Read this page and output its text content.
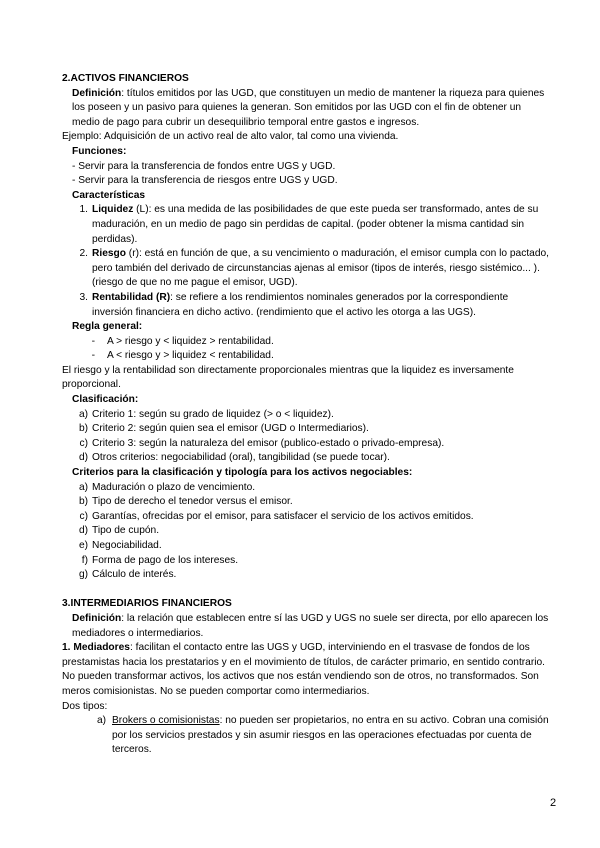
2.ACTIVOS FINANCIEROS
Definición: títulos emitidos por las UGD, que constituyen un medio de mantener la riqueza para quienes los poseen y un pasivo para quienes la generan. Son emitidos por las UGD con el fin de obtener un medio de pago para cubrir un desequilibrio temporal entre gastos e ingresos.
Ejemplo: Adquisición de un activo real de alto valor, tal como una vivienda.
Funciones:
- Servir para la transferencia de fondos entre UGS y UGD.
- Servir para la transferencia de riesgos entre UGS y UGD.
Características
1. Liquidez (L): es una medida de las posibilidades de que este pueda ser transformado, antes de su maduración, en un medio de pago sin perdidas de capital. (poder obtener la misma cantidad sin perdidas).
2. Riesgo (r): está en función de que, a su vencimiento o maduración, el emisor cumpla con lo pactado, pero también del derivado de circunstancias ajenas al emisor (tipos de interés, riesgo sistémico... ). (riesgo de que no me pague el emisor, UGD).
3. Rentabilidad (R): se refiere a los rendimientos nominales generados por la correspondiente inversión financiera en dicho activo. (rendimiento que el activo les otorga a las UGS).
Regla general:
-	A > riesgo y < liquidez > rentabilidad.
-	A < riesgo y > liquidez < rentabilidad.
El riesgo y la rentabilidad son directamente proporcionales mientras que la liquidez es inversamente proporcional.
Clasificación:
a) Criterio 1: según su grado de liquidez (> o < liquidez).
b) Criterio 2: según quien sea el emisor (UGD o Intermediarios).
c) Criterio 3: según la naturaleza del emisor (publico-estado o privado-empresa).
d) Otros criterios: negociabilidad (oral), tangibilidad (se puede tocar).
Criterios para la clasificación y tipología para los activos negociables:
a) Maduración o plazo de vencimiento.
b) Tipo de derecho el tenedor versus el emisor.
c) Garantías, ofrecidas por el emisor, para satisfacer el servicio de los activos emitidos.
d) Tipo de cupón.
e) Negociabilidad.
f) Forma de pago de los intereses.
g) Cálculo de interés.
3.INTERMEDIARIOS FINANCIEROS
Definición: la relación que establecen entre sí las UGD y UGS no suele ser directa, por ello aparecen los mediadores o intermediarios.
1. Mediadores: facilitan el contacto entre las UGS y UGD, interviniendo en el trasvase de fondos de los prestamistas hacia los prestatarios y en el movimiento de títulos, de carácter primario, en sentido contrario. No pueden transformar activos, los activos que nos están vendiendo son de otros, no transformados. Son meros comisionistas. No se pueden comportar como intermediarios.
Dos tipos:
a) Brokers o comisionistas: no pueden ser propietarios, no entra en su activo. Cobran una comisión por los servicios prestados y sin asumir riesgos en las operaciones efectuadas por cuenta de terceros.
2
+-------+
Exercise task: Show each line of the listing that holds the string "FINANCIEROS".

Solution to this task:
2.ACTIVOS FINANCIEROS
3.INTERMEDIARIOS FINANCIEROS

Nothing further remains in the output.